(Data entries)
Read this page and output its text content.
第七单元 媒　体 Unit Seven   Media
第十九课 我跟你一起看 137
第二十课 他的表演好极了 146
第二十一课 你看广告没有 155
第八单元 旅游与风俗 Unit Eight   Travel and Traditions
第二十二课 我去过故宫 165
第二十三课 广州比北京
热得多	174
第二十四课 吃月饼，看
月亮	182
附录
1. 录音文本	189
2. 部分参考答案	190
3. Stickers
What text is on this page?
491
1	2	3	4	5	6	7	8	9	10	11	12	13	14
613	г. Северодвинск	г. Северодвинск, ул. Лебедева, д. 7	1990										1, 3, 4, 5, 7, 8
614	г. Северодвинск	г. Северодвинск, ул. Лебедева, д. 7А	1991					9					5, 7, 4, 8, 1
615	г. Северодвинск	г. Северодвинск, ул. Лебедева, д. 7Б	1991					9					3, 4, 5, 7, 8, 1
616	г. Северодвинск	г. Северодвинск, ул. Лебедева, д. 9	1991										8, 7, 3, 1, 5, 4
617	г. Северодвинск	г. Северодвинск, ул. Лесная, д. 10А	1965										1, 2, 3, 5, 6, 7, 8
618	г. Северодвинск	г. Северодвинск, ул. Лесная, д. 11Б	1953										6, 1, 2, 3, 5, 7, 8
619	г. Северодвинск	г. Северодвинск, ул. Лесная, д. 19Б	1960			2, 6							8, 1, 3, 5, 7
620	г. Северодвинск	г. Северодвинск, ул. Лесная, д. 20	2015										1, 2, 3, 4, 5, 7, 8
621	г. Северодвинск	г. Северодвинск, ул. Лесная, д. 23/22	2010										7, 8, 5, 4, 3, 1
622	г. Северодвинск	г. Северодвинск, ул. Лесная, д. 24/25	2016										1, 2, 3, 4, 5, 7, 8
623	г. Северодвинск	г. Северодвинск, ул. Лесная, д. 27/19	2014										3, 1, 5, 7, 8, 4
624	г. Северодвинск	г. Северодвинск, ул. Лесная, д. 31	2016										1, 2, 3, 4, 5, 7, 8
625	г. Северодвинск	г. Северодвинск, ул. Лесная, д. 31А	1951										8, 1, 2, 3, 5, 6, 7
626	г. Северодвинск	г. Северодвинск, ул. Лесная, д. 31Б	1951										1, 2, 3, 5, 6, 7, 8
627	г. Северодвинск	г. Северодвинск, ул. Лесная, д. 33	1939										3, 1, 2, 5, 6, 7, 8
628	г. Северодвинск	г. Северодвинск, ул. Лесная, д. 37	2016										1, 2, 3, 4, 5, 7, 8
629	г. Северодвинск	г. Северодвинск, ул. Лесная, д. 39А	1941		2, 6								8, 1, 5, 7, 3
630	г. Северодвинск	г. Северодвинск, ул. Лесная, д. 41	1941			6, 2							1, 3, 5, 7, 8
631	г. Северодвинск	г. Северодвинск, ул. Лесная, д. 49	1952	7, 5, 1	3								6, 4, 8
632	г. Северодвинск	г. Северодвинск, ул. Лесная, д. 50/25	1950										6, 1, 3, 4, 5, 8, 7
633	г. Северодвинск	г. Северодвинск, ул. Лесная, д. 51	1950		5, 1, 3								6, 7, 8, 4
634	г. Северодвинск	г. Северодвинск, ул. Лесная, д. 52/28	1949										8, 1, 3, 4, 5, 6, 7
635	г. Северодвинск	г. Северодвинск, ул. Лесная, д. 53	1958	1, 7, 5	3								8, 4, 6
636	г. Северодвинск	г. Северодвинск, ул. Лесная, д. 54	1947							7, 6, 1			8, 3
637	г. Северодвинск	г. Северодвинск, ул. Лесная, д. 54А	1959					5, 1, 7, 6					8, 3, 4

BRIEF: Each entry above is to be set down again in exactly the same words.

SOLUTION TO THIS PROBLEM:
Read this page and output its text content.
第七单元 媒　体 Unit Seven   Media
第十九课 我跟你一起看 137
第二十课 他的表演好极了 146
第二十一课 你看广告没有 155
第八单元 旅游与风俗 Unit Eight   Travel and Traditions
第二十二课 我去过故宫 165
第二十三课 广州比北京
热得多	174
第二十四课 吃月饼，看
月亮	182
附录
1. 录音文本	189
2. 部分参考答案	190
3. Stickers
What text is on this page?
491
1	2	3	4	5	6	7	8	9	10	11	12	13	14
613	г. Северодвинск	г. Северодвинск, ул. Лебедева, д. 7	1990										1, 3, 4, 5, 7, 8
614	г. Северодвинск	г. Северодвинск, ул. Лебедева, д. 7А	1991					9					5, 7, 4, 8, 1
615	г. Северодвинск	г. Северодвинск, ул. Лебедева, д. 7Б	1991					9					3, 4, 5, 7, 8, 1
616	г. Северодвинск	г. Северодвинск, ул. Лебедева, д. 9	1991										8, 7, 3, 1, 5, 4
617	г. Северодвинск	г. Северодвинск, ул. Лесная, д. 10А	1965										1, 2, 3, 5, 6, 7, 8
618	г. Северодвинск	г. Северодвинск, ул. Лесная, д. 11Б	1953										6, 1, 2, 3, 5, 7, 8
619	г. Северодвинск	г. Северодвинск, ул. Лесная, д. 19Б	1960			2, 6							8, 1, 3, 5, 7
620	г. Северодвинск	г. Северодвинск, ул. Лесная, д. 20	2015										1, 2, 3, 4, 5, 7, 8
621	г. Северодвинск	г. Северодвинск, ул. Лесная, д. 23/22	2010										7, 8, 5, 4, 3, 1
622	г. Северодвинск	г. Северодвинск, ул. Лесная, д. 24/25	2016										1, 2, 3, 4, 5, 7, 8
623	г. Северодвинск	г. Северодвинск, ул. Лесная, д. 27/19	2014										3, 1, 5, 7, 8, 4
624	г. Северодвинск	г. Северодвинск, ул. Лесная, д. 31	2016										1, 2, 3, 4, 5, 7, 8
625	г. Северодвинск	г. Северодвинск, ул. Лесная, д. 31А	1951										8, 1, 2, 3, 5, 6, 7
626	г. Северодвинск	г. Северодвинск, ул. Лесная, д. 31Б	1951										1, 2, 3, 5, 6, 7, 8
627	г. Северодвинск	г. Северодвинск, ул. Лесная, д. 33	1939										3, 1, 2, 5, 6, 7, 8
628	г. Северодвинск	г. Северодвинск, ул. Лесная, д. 37	2016										1, 2, 3, 4, 5, 7, 8
629	г. Северодвинск	г. Северодвинск, ул. Лесная, д. 39А	1941		2, 6								8, 1, 5, 7, 3
630	г. Северодвинск	г. Северодвинск, ул. Лесная, д. 41	1941			6, 2							1, 3, 5, 7, 8
631	г. Северодвинск	г. Северодвинск, ул. Лесная, д. 49	1952	7, 5, 1	3								6, 4, 8
632	г. Северодвинск	г. Северодвинск, ул. Лесная, д. 50/25	1950										6, 1, 3, 4, 5, 8, 7
633	г. Северодвинск	г. Северодвинск, ул. Лесная, д. 51	1950		5, 1, 3								6, 7, 8, 4
634	г. Северодвинск	г. Северодвинск, ул. Лесная, д. 52/28	1949										8, 1, 3, 4, 5, 6, 7
635	г. Северодвинск	г. Северодвинск, ул. Лесная, д. 53	1958	1, 7, 5	3								8, 4, 6
636	г. Северодвинск	г. Северодвинск, ул. Лесная, д. 54	1947							7, 6, 1			8, 3
637	г. Северодвинск	г. Северодвинск, ул. Лесная, д. 54А	1959					5, 1, 7, 6					8, 3, 4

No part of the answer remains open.